# WORK INSTRUCTIONS:
Search the material below for the string "subject" and list each line that holds it.
★ ★ ★ ★ ★
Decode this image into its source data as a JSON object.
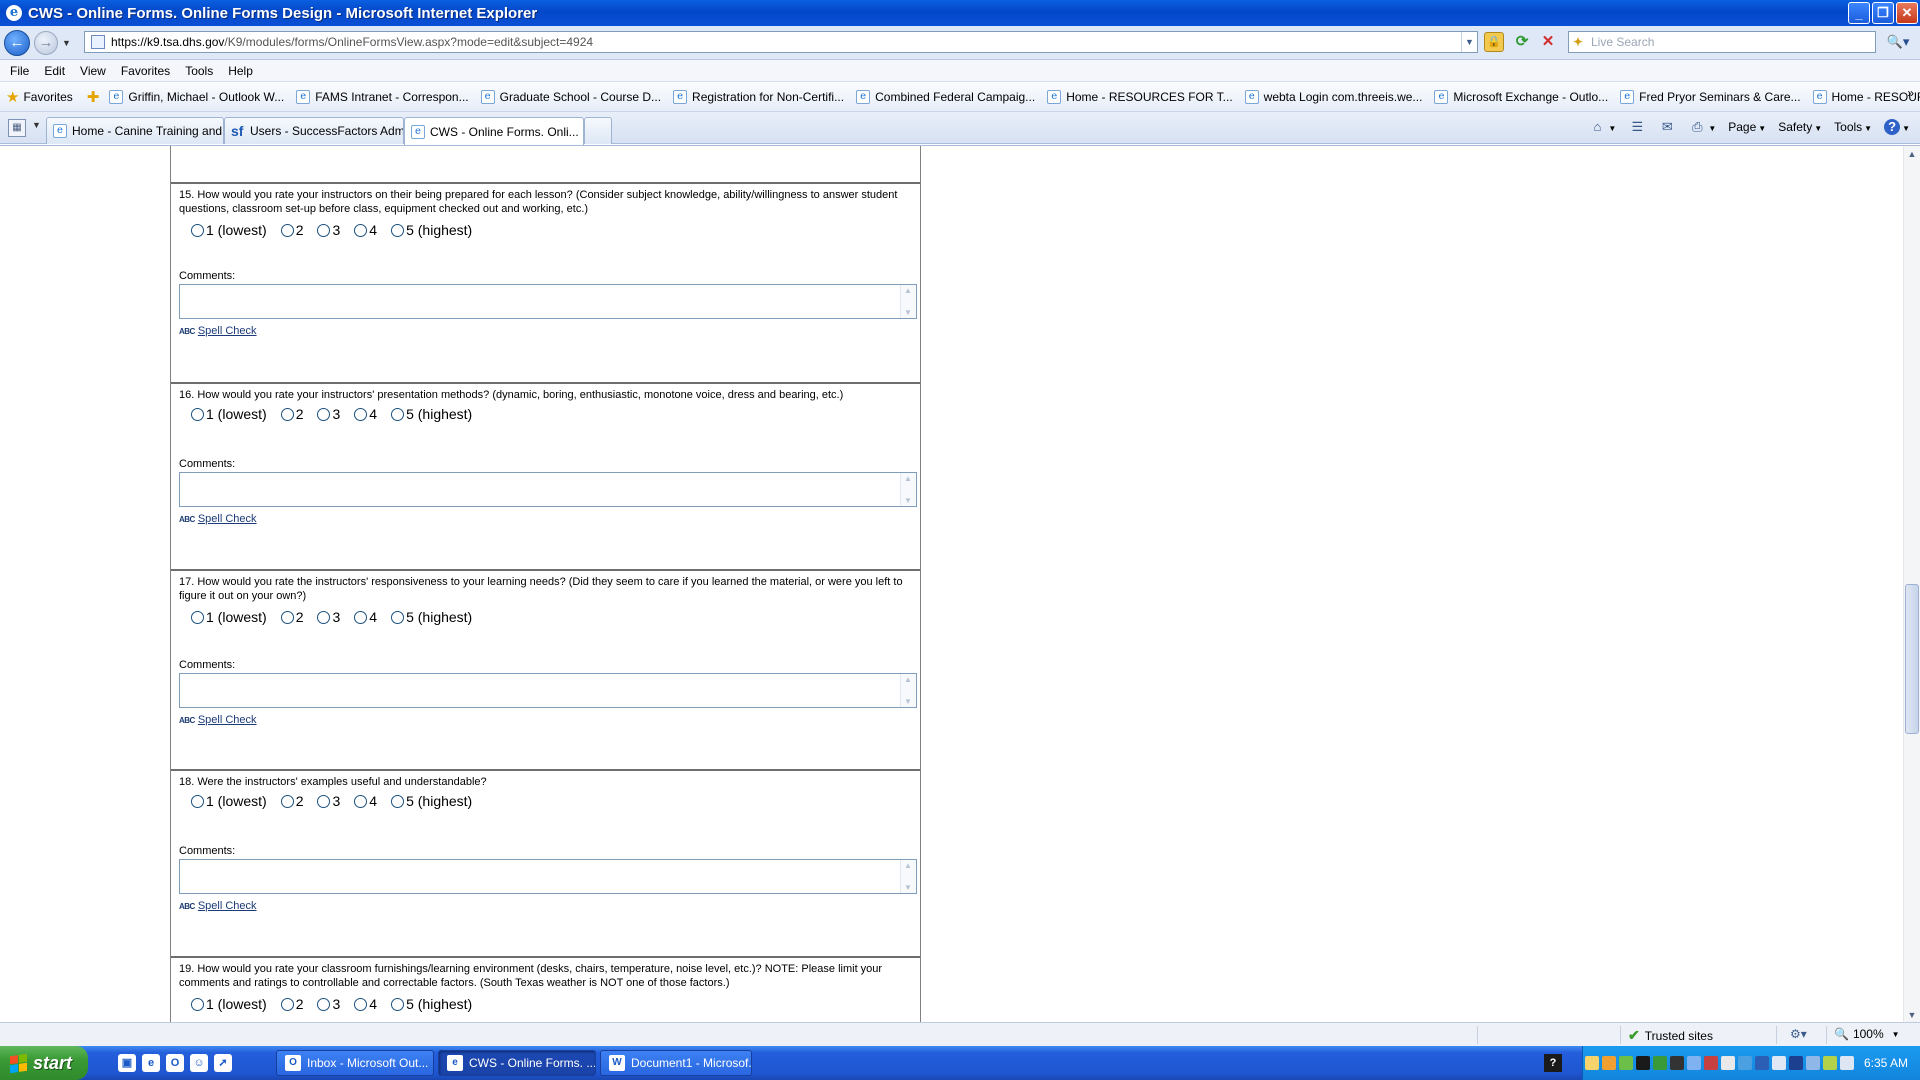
{
  "window": {
    "title": "CWS - Online Forms. Online Forms Design - Microsoft Internet Explorer",
    "ie_icon": "e"
  },
  "address": {
    "url_prefix": "https://",
    "url_host": "k9.tsa.dhs.gov",
    "url_rest": "/K9/modules/forms/OnlineFormsView.aspx?mode=edit&subject=4924",
    "search_placeholder": "Live Search"
  },
  "menu": [
    "File",
    "Edit",
    "View",
    "Favorites",
    "Tools",
    "Help"
  ],
  "favorites": {
    "label": "Favorites",
    "items": [
      "Griffin, Michael - Outlook W...",
      "FAMS Intranet - Correspon...",
      "Graduate School - Course D...",
      "Registration for Non-Certifi...",
      "Combined Federal Campaig...",
      "Home - RESOURCES FOR T...",
      "webta Login com.threeis.we...",
      "Microsoft Exchange - Outlo...",
      "Fred Pryor Seminars & Care...",
      "Home - RESOURCES FOR T..."
    ],
    "more": "»"
  },
  "tabs": [
    {
      "label": "Home - Canine Training and ..."
    },
    {
      "label": "Users - SuccessFactors Admi..."
    },
    {
      "label": "CWS - Online Forms. Onli..."
    }
  ],
  "commandbar": {
    "page": "Page",
    "safety": "Safety",
    "tools": "Tools",
    "help_glyph": "?"
  },
  "form": {
    "rating_options": [
      "1 (lowest)",
      "2",
      "3",
      "4",
      "5 (highest)"
    ],
    "comments_label": "Comments:",
    "spell_check": "Spell Check",
    "spell_icon": "ABC",
    "questions": [
      {
        "text": "15.  How would you rate your instructors on their being prepared for each lesson? (Consider subject knowledge, ability/willingness to answer student questions, classroom set-up before class, equipment checked out and working, etc.)"
      },
      {
        "text": "16.  How would you rate your instructors' presentation methods? (dynamic, boring, enthusiastic, monotone voice, dress and bearing, etc.)"
      },
      {
        "text": "17.  How would you rate the instructors' responsiveness to your learning needs? (Did they seem to care if you learned the material, or were you left to figure it out on your own?)"
      },
      {
        "text": "18.  Were the instructors' examples useful and understandable?"
      },
      {
        "text": "19.  How would you rate your classroom furnishings/learning environment (desks, chairs, temperature, noise level, etc.)? NOTE: Please limit your comments and ratings to controllable and correctable factors. (South Texas weather is NOT one of those factors.)"
      }
    ]
  },
  "status": {
    "zone": "Trusted sites",
    "zoom": "100%"
  },
  "taskbar": {
    "start": "start",
    "tasks": [
      {
        "label": "Inbox - Microsoft Out..."
      },
      {
        "label": "CWS - Online Forms. ..."
      },
      {
        "label": "Document1 - Microsof..."
      }
    ],
    "clock": "6:35 AM"
  }
}
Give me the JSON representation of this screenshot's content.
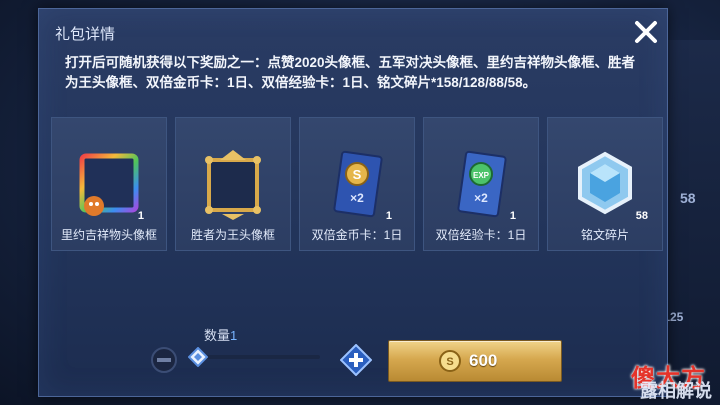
★ ★ ★ ★ ★
# TASK RESPONSE:
    "url_rest": "/K9/modules/forms/OnlineFormsView.aspx?mode=edit&subject=4924",
        "text": "15.  How would you rate your instructors on their being prepared for each lesson? (Consider subject knowledge, ability/willingness to answer student questions, classroom set-up before class, equipment checked out and working, etc.)"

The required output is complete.